▸ **Stated goal**:
Repeat the records below exactly, leaving out every picture.

#### Data for this exercise ####

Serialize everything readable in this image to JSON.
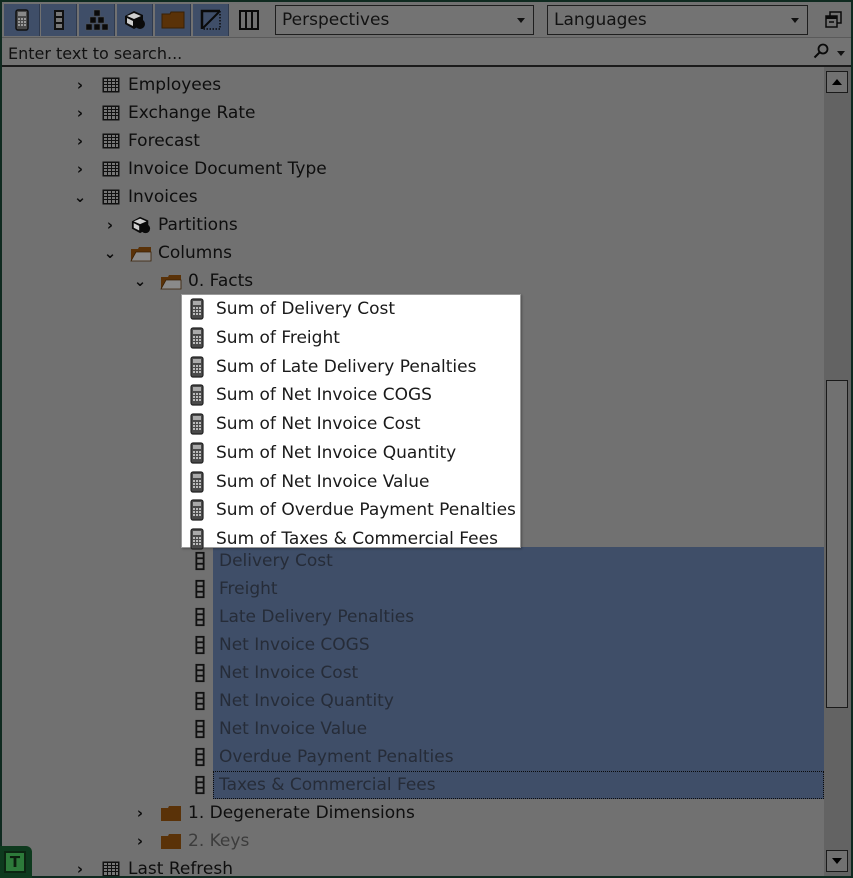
{
  "toolbar": {
    "buttons": [
      {
        "name": "measure",
        "icon": "calculator-icon",
        "active": true
      },
      {
        "name": "column",
        "icon": "column-icon",
        "active": true
      },
      {
        "name": "hierarchy",
        "icon": "hierarchy-icon",
        "active": true
      },
      {
        "name": "partition",
        "icon": "partition-icon",
        "active": true
      },
      {
        "name": "display-folder",
        "icon": "folder-icon",
        "active": true
      },
      {
        "name": "hidden-objects",
        "icon": "hidden-objects-icon",
        "active": true
      },
      {
        "name": "columns-view",
        "icon": "columns-view-icon",
        "active": false
      }
    ],
    "perspectives": {
      "selected": "Perspectives"
    },
    "languages": {
      "selected": "Languages"
    }
  },
  "search": {
    "placeholder": "Enter text to search...",
    "value": ""
  },
  "tree": {
    "items": [
      {
        "label": "Employees",
        "level": 0,
        "expanded": false,
        "icon": "table-icon"
      },
      {
        "label": "Exchange Rate",
        "level": 0,
        "expanded": false,
        "icon": "table-icon"
      },
      {
        "label": "Forecast",
        "level": 0,
        "expanded": false,
        "icon": "table-icon"
      },
      {
        "label": "Invoice Document Type",
        "level": 0,
        "expanded": false,
        "icon": "table-icon"
      },
      {
        "label": "Invoices",
        "level": 0,
        "expanded": true,
        "icon": "table-icon"
      },
      {
        "label": "Partitions",
        "level": 1,
        "expanded": false,
        "icon": "partition-icon"
      },
      {
        "label": "Columns",
        "level": 1,
        "expanded": true,
        "icon": "open-folder-icon"
      },
      {
        "label": "0. Facts",
        "level": 2,
        "expanded": true,
        "icon": "open-folder-icon"
      }
    ],
    "selected_columns": [
      "Delivery Cost",
      "Freight",
      "Late Delivery Penalties",
      "Net Invoice COGS",
      "Net Invoice Cost",
      "Net Invoice Quantity",
      "Net Invoice Value",
      "Overdue Payment Penalties",
      "Taxes & Commercial Fees"
    ],
    "after": [
      {
        "label": "1. Degenerate Dimensions",
        "level": 2,
        "expanded": false,
        "icon": "folder-icon",
        "dim": false
      },
      {
        "label": "2. Keys",
        "level": 2,
        "expanded": false,
        "icon": "folder-icon",
        "dim": true
      },
      {
        "label": "Last Refresh",
        "level": 0,
        "expanded": false,
        "icon": "table-icon",
        "dim": false
      }
    ]
  },
  "popup": {
    "items": [
      "Sum of Delivery Cost",
      "Sum of Freight",
      "Sum of Late Delivery Penalties",
      "Sum of Net Invoice COGS",
      "Sum of Net Invoice Cost",
      "Sum of Net Invoice Quantity",
      "Sum of Net Invoice Value",
      "Sum of Overdue Payment Penalties",
      "Sum of Taxes & Commercial Fees"
    ]
  },
  "badge": {
    "letter": "T"
  },
  "colors": {
    "background": "#717171",
    "toolbar_active": "#3f4e68",
    "selection": "#3f4e68",
    "folder": "#5a3208",
    "badge": "#2d7a3a"
  }
}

####

▸ **The result**:
Serialize everything readable in this image to JSON.
{
  "toolbar": {
    "buttons": [
      {
        "name": "measure",
        "icon": "calculator-icon",
        "active": true
      },
      {
        "name": "column",
        "icon": "column-icon",
        "active": true
      },
      {
        "name": "hierarchy",
        "icon": "hierarchy-icon",
        "active": true
      },
      {
        "name": "partition",
        "icon": "partition-icon",
        "active": true
      },
      {
        "name": "display-folder",
        "icon": "folder-icon",
        "active": true
      },
      {
        "name": "hidden-objects",
        "icon": "hidden-objects-icon",
        "active": true
      },
      {
        "name": "columns-view",
        "icon": "columns-view-icon",
        "active": false
      }
    ],
    "perspectives": {
      "selected": "Perspectives"
    },
    "languages": {
      "selected": "Languages"
    }
  },
  "search": {
    "placeholder": "Enter text to search...",
    "value": ""
  },
  "tree": {
    "items": [
      {
        "label": "Employees",
        "level": 0,
        "expanded": false,
        "icon": "table-icon"
      },
      {
        "label": "Exchange Rate",
        "level": 0,
        "expanded": false,
        "icon": "table-icon"
      },
      {
        "label": "Forecast",
        "level": 0,
        "expanded": false,
        "icon": "table-icon"
      },
      {
        "label": "Invoice Document Type",
        "level": 0,
        "expanded": false,
        "icon": "table-icon"
      },
      {
        "label": "Invoices",
        "level": 0,
        "expanded": true,
        "icon": "table-icon"
      },
      {
        "label": "Partitions",
        "level": 1,
        "expanded": false,
        "icon": "partition-icon"
      },
      {
        "label": "Columns",
        "level": 1,
        "expanded": true,
        "icon": "open-folder-icon"
      },
      {
        "label": "0. Facts",
        "level": 2,
        "expanded": true,
        "icon": "open-folder-icon"
      }
    ],
    "selected_columns": [
      "Delivery Cost",
      "Freight",
      "Late Delivery Penalties",
      "Net Invoice COGS",
      "Net Invoice Cost",
      "Net Invoice Quantity",
      "Net Invoice Value",
      "Overdue Payment Penalties",
      "Taxes & Commercial Fees"
    ],
    "after": [
      {
        "label": "1. Degenerate Dimensions",
        "level": 2,
        "expanded": false,
        "icon": "folder-icon",
        "dim": false
      },
      {
        "label": "2. Keys",
        "level": 2,
        "expanded": false,
        "icon": "folder-icon",
        "dim": true
      },
      {
        "label": "Last Refresh",
        "level": 0,
        "expanded": false,
        "icon": "table-icon",
        "dim": false
      }
    ]
  },
  "popup": {
    "items": [
      "Sum of Delivery Cost",
      "Sum of Freight",
      "Sum of Late Delivery Penalties",
      "Sum of Net Invoice COGS",
      "Sum of Net Invoice Cost",
      "Sum of Net Invoice Quantity",
      "Sum of Net Invoice Value",
      "Sum of Overdue Payment Penalties",
      "Sum of Taxes & Commercial Fees"
    ]
  },
  "badge": {
    "letter": "T"
  },
  "colors": {
    "background": "#717171",
    "toolbar_active": "#3f4e68",
    "selection": "#3f4e68",
    "folder": "#5a3208",
    "badge": "#2d7a3a"
  }
}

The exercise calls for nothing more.